-- BEGIN INFORMATION SUPPLIED --
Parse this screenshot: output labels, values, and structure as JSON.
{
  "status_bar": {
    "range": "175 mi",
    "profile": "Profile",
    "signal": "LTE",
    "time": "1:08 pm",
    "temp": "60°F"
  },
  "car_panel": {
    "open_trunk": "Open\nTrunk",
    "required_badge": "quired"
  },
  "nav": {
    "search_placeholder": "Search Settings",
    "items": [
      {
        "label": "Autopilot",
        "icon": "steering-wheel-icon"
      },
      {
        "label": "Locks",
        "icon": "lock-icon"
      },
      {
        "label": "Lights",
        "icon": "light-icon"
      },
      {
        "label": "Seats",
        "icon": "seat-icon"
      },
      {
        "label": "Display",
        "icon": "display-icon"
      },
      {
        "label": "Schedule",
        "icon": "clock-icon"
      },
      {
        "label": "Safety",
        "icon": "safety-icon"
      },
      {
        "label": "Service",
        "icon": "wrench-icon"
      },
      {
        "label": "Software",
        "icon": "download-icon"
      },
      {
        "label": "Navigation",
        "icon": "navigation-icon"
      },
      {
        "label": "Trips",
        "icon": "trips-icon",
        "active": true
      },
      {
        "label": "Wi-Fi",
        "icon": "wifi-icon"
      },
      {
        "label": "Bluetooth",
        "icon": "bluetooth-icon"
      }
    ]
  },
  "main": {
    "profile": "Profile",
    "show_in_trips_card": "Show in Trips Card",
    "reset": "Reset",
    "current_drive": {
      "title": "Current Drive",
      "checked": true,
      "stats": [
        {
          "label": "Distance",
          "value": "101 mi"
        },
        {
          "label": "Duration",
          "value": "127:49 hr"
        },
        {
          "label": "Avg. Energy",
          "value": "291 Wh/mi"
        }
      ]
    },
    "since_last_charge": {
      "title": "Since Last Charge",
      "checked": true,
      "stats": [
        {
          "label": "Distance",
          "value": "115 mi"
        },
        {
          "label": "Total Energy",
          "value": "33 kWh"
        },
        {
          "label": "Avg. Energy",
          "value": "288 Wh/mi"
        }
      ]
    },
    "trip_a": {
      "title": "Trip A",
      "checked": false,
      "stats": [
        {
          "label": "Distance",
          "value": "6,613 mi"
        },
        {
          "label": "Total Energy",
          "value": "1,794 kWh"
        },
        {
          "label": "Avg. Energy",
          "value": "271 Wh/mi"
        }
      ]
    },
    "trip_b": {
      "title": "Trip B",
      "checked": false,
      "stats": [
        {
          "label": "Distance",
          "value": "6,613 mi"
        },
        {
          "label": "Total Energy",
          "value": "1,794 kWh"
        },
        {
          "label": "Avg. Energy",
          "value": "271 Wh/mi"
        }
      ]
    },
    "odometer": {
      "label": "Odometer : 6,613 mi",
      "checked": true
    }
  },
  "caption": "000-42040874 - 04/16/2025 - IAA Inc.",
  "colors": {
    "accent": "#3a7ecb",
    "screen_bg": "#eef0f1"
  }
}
-- END INFORMATION SUPPLIED --
TASK DIRECTIONS:
Go back to the listing above and please repeat it exactly.

EXERCISE OUTPUT:
Parse this screenshot: output labels, values, and structure as JSON.
{
  "status_bar": {
    "range": "175 mi",
    "profile": "Profile",
    "signal": "LTE",
    "time": "1:08 pm",
    "temp": "60°F"
  },
  "car_panel": {
    "open_trunk": "Open\nTrunk",
    "required_badge": "quired"
  },
  "nav": {
    "search_placeholder": "Search Settings",
    "items": [
      {
        "label": "Autopilot",
        "icon": "steering-wheel-icon"
      },
      {
        "label": "Locks",
        "icon": "lock-icon"
      },
      {
        "label": "Lights",
        "icon": "light-icon"
      },
      {
        "label": "Seats",
        "icon": "seat-icon"
      },
      {
        "label": "Display",
        "icon": "display-icon"
      },
      {
        "label": "Schedule",
        "icon": "clock-icon"
      },
      {
        "label": "Safety",
        "icon": "safety-icon"
      },
      {
        "label": "Service",
        "icon": "wrench-icon"
      },
      {
        "label": "Software",
        "icon": "download-icon"
      },
      {
        "label": "Navigation",
        "icon": "navigation-icon"
      },
      {
        "label": "Trips",
        "icon": "trips-icon",
        "active": true
      },
      {
        "label": "Wi-Fi",
        "icon": "wifi-icon"
      },
      {
        "label": "Bluetooth",
        "icon": "bluetooth-icon"
      }
    ]
  },
  "main": {
    "profile": "Profile",
    "show_in_trips_card": "Show in Trips Card",
    "reset": "Reset",
    "current_drive": {
      "title": "Current Drive",
      "checked": true,
      "stats": [
        {
          "label": "Distance",
          "value": "101 mi"
        },
        {
          "label": "Duration",
          "value": "127:49 hr"
        },
        {
          "label": "Avg. Energy",
          "value": "291 Wh/mi"
        }
      ]
    },
    "since_last_charge": {
      "title": "Since Last Charge",
      "checked": true,
      "stats": [
        {
          "label": "Distance",
          "value": "115 mi"
        },
        {
          "label": "Total Energy",
          "value": "33 kWh"
        },
        {
          "label": "Avg. Energy",
          "value": "288 Wh/mi"
        }
      ]
    },
    "trip_a": {
      "title": "Trip A",
      "checked": false,
      "stats": [
        {
          "label": "Distance",
          "value": "6,613 mi"
        },
        {
          "label": "Total Energy",
          "value": "1,794 kWh"
        },
        {
          "label": "Avg. Energy",
          "value": "271 Wh/mi"
        }
      ]
    },
    "trip_b": {
      "title": "Trip B",
      "checked": false,
      "stats": [
        {
          "label": "Distance",
          "value": "6,613 mi"
        },
        {
          "label": "Total Energy",
          "value": "1,794 kWh"
        },
        {
          "label": "Avg. Energy",
          "value": "271 Wh/mi"
        }
      ]
    },
    "odometer": {
      "label": "Odometer : 6,613 mi",
      "checked": true
    }
  },
  "caption": "000-42040874 - 04/16/2025 - IAA Inc.",
  "colors": {
    "accent": "#3a7ecb",
    "screen_bg": "#eef0f1"
  }
}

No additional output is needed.